WHAT NEEDS TO BE DONE:
Copy out each line exactly as it appears.
· · · · · · ·
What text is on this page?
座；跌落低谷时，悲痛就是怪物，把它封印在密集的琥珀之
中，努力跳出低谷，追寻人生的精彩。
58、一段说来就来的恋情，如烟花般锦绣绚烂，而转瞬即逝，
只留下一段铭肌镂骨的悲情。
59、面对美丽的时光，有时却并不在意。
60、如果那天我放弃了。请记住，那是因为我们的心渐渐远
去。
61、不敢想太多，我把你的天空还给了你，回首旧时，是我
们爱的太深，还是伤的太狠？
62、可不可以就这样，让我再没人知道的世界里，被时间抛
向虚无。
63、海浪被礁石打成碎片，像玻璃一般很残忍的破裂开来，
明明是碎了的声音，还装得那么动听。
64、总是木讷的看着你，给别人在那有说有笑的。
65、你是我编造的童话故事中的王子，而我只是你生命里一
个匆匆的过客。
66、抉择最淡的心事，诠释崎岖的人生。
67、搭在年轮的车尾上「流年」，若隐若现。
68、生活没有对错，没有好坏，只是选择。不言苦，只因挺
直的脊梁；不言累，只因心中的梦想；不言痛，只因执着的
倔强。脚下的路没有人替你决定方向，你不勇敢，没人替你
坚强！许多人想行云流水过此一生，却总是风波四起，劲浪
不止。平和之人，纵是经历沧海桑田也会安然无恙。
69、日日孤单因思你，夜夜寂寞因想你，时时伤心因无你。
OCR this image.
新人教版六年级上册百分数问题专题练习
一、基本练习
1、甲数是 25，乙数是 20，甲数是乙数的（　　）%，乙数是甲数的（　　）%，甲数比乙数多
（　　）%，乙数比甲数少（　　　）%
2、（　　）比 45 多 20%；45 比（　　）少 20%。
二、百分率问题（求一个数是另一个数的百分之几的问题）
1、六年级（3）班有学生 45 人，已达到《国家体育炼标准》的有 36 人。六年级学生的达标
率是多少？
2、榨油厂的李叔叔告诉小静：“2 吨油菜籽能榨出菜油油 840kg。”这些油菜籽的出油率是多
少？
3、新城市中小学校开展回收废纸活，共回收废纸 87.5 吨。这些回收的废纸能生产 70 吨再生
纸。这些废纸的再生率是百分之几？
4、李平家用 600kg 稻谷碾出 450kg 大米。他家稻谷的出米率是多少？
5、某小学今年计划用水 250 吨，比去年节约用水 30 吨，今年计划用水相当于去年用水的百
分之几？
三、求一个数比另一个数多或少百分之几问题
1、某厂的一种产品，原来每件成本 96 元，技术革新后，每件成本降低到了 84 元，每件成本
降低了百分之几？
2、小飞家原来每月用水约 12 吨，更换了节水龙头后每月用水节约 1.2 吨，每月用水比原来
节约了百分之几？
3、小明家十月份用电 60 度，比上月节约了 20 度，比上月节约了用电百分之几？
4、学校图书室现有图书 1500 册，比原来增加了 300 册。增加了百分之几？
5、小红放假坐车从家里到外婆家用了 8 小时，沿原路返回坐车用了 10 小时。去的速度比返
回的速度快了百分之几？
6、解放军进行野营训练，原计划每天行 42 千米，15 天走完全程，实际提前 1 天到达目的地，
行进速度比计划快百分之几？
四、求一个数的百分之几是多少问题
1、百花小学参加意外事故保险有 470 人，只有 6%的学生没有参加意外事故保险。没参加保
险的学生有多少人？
· · · · · · ·
RESPONSE TO THIS TASK:
What text is on this page?
座；跌落低谷时，悲痛就是怪物，把它封印在密集的琥珀之
中，努力跳出低谷，追寻人生的精彩。
58、一段说来就来的恋情，如烟花般锦绣绚烂，而转瞬即逝，
只留下一段铭肌镂骨的悲情。
59、面对美丽的时光，有时却并不在意。
60、如果那天我放弃了。请记住，那是因为我们的心渐渐远
去。
61、不敢想太多，我把你的天空还给了你，回首旧时，是我
们爱的太深，还是伤的太狠？
62、可不可以就这样，让我再没人知道的世界里，被时间抛
向虚无。
63、海浪被礁石打成碎片，像玻璃一般很残忍的破裂开来，
明明是碎了的声音，还装得那么动听。
64、总是木讷的看着你，给别人在那有说有笑的。
65、你是我编造的童话故事中的王子，而我只是你生命里一
个匆匆的过客。
66、抉择最淡的心事，诠释崎岖的人生。
67、搭在年轮的车尾上「流年」，若隐若现。
68、生活没有对错，没有好坏，只是选择。不言苦，只因挺
直的脊梁；不言累，只因心中的梦想；不言痛，只因执着的
倔强。脚下的路没有人替你决定方向，你不勇敢，没人替你
坚强！许多人想行云流水过此一生，却总是风波四起，劲浪
不止。平和之人，纵是经历沧海桑田也会安然无恙。
69、日日孤单因思你，夜夜寂寞因想你，时时伤心因无你。
OCR this image.
新人教版六年级上册百分数问题专题练习
一、基本练习
1、甲数是 25，乙数是 20，甲数是乙数的（　　）%，乙数是甲数的（　　）%，甲数比乙数多
（　　）%，乙数比甲数少（　　　）%
2、（　　）比 45 多 20%；45 比（　　）少 20%。
二、百分率问题（求一个数是另一个数的百分之几的问题）
1、六年级（3）班有学生 45 人，已达到《国家体育炼标准》的有 36 人。六年级学生的达标
率是多少？
2、榨油厂的李叔叔告诉小静：“2 吨油菜籽能榨出菜油油 840kg。”这些油菜籽的出油率是多
少？
3、新城市中小学校开展回收废纸活，共回收废纸 87.5 吨。这些回收的废纸能生产 70 吨再生
纸。这些废纸的再生率是百分之几？
4、李平家用 600kg 稻谷碾出 450kg 大米。他家稻谷的出米率是多少？
5、某小学今年计划用水 250 吨，比去年节约用水 30 吨，今年计划用水相当于去年用水的百
分之几？
三、求一个数比另一个数多或少百分之几问题
1、某厂的一种产品，原来每件成本 96 元，技术革新后，每件成本降低到了 84 元，每件成本
降低了百分之几？
2、小飞家原来每月用水约 12 吨，更换了节水龙头后每月用水节约 1.2 吨，每月用水比原来
节约了百分之几？
3、小明家十月份用电 60 度，比上月节约了 20 度，比上月节约了用电百分之几？
4、学校图书室现有图书 1500 册，比原来增加了 300 册。增加了百分之几？
5、小红放假坐车从家里到外婆家用了 8 小时，沿原路返回坐车用了 10 小时。去的速度比返
回的速度快了百分之几？
6、解放军进行野营训练，原计划每天行 42 千米，15 天走完全程，实际提前 1 天到达目的地，
行进速度比计划快百分之几？
四、求一个数的百分之几是多少问题
1、百花小学参加意外事故保险有 470 人，只有 6%的学生没有参加意外事故保险。没参加保
险的学生有多少人？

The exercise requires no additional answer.